TASK REQUIREMENTS:
(a) From the text about Workday's post-implementation issues, answer these:
(i) In what month was the soft launch in the US?
(ii) Where have the US HR colleagues gone on an emergency trip?
(iii) What non-system activity does the text give as part of a hire?
(b) Can you write the next part of the text on Workday's post-implementation issues, continuing from its last sentence?

PROVIDED TEXT:
Thursday, 27 February 2014

Is Workday more complex that it appears? Or is the software not strong enough?

I've had a quiet week as my US HR colleagues are currently on an emergency trip to the HR Shared Service Center to try and sort out some Workday operational issues.  As you may recall, we had a soft launch in the US in December.  Now that everyone is back from their holidays and the first monthly payroll of January has run, it appears that post-implementation issues are larger than expected.  So a swat team of HR project members are planted in the SSC office to try and train them again and work through some issues.  A few key points:

1. It appears that some end-to-end processes really are not end to end.  So the processes work in the system, you can hire someone, transfer them, but at the end of the day, all of the dots are not connected on the process side, so they have orphaned tasks or recognizing that the WD process is a certain system data entry piece piece of a bigger functional process, such as a hire which requires non-system activity such as background checking.

PROVIDED MATERIAL:

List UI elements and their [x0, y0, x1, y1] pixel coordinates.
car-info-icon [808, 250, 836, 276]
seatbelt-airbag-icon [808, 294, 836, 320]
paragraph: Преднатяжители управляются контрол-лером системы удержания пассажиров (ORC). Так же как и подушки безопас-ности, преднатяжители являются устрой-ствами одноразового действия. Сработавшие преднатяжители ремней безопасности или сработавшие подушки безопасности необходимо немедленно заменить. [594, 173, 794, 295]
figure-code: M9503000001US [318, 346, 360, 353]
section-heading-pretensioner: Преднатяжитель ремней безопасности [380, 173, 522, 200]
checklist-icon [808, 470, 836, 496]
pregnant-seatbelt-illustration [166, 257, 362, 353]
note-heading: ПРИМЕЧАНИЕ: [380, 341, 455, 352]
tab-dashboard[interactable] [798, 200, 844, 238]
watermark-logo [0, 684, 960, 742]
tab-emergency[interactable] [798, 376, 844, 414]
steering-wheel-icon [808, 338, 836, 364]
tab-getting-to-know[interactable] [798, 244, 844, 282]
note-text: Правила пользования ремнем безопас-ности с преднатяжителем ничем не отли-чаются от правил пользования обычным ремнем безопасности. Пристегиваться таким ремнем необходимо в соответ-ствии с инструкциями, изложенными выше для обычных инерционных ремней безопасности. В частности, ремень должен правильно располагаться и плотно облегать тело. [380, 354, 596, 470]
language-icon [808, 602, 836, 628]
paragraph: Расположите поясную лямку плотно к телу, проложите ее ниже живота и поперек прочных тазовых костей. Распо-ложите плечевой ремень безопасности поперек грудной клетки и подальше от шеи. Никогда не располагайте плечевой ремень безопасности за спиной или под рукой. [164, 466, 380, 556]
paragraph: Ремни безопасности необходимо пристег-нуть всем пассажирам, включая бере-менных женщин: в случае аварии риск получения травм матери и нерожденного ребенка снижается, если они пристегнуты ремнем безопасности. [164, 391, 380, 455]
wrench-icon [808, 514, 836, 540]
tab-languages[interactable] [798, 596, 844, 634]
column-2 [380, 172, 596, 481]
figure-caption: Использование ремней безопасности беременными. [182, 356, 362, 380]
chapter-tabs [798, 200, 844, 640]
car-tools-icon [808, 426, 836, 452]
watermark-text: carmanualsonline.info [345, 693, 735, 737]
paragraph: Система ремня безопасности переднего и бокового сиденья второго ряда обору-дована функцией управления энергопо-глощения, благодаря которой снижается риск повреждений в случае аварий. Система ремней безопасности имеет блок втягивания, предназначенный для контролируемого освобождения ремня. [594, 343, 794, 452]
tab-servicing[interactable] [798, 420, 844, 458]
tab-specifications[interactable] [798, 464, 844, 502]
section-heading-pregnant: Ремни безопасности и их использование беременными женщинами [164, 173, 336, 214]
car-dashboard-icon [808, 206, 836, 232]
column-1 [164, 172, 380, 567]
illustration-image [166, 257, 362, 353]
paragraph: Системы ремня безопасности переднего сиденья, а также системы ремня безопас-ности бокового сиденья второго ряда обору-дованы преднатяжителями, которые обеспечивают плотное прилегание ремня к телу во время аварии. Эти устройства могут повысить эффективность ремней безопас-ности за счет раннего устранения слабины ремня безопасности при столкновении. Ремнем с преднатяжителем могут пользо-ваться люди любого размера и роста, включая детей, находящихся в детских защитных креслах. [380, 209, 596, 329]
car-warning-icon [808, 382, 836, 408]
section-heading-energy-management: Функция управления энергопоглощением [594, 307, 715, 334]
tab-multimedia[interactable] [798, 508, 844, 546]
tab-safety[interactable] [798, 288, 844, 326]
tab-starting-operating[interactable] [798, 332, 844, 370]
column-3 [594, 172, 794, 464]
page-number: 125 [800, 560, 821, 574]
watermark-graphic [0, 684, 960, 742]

RESULTS:
(a)
(i) December
(ii) The HR Shared Service Center
(iii) Background checking

(b)
2. Robustness of manager processes or lack of manager training?  My boss has been trying promote an employee using the manager self-service and it's required multiple HR people to help him to do this task.  Noticing online, there's not a lot of opportunity to provide dynamic help text, especially along the way.  You can enter help text into a transaction, but it's not smart enough to recognize what is wrong necessarily, which is the issue.  As well, the system is a little bit loosey goosey.  It's not as locked down as it should be for less knowledgeable or astute managers.

3. Change management/staffing.  In the sales cycle, it is insinuated that you can run the software with only trained monkeys, it's that easy.  Our SSC (who are bright data entry people, btw) are new to Workday as well as to the company.  The software is not so intrinsically easy that they can just pick it up and use it.  Further, similar to the above loosey goosey comment, it lets them do things online that they should not.  Not that WD is not an easy software, just that it's not so easy like looking at a web page, it's a software application like any other, so it requires training.  Further, with WD's updates, the pages change up to three times a year which does not help the people who are just learning it.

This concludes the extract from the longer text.